What the task asks >> Report back each line of the records that contains the string "SRMTID".
### Provided records
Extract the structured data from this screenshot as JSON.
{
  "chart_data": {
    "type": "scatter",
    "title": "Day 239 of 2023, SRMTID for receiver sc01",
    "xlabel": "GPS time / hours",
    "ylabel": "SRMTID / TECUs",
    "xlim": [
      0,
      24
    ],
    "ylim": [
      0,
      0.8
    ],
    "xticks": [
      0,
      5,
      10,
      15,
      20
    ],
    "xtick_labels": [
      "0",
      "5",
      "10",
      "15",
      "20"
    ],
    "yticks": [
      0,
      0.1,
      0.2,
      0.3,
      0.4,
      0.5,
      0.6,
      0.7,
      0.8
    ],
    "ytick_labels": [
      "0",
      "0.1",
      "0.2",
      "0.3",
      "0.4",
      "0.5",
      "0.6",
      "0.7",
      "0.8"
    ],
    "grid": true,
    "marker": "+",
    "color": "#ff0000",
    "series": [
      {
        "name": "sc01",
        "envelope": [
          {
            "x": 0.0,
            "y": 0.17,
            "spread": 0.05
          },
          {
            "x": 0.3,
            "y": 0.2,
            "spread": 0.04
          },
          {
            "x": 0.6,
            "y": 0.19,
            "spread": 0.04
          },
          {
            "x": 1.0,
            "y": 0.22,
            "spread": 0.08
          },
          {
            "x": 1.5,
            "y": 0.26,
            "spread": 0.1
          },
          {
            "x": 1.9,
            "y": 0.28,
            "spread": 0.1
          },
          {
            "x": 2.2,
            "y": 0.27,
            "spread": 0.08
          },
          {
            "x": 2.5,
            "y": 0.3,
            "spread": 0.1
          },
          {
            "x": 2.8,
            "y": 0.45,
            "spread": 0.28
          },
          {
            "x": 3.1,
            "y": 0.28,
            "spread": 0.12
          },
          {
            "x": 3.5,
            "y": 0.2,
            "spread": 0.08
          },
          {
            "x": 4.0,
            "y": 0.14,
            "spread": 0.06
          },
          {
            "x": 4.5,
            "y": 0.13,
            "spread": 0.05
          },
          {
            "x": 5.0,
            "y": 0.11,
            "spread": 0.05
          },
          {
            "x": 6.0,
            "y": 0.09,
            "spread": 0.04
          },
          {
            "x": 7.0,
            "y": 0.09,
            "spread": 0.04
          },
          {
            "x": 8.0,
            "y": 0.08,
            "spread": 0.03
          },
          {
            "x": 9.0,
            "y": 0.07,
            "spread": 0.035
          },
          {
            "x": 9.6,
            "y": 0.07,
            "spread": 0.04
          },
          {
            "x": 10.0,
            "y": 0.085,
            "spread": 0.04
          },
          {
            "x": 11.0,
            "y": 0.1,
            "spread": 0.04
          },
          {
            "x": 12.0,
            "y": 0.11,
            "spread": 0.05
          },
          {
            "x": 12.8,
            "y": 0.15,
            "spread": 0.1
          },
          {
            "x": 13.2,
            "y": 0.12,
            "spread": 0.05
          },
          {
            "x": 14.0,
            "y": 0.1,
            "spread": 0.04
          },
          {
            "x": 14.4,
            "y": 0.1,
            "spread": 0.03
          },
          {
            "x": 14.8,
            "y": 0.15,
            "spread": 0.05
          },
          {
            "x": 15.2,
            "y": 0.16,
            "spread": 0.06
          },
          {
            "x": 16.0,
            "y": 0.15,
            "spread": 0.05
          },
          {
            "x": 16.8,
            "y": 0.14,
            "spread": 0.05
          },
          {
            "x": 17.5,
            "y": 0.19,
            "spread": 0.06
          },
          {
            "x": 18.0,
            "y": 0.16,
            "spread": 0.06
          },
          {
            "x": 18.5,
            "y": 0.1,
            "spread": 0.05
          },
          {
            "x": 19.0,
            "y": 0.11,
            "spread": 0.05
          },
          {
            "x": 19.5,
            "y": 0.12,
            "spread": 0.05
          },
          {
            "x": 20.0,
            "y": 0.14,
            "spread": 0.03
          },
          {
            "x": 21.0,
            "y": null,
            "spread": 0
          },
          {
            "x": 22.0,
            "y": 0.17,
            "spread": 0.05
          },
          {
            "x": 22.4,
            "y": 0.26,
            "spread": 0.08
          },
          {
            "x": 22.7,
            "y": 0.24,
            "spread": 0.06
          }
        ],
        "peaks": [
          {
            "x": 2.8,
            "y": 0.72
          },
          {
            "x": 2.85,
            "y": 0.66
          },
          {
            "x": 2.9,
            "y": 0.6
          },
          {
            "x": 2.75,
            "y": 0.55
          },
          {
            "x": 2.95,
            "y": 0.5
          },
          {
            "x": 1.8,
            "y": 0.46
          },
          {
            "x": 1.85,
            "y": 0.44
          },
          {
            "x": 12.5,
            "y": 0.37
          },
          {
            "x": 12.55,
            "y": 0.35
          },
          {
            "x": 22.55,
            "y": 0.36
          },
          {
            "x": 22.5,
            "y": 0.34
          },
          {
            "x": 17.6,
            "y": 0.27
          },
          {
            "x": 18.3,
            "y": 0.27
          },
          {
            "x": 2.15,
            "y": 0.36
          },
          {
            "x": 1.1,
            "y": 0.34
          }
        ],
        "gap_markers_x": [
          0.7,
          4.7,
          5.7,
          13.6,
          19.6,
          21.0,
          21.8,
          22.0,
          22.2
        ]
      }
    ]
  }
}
######
Finished task >>
    "title": "Day 239 of 2023, SRMTID for receiver sc01",
    "ylabel": "SRMTID / TECUs",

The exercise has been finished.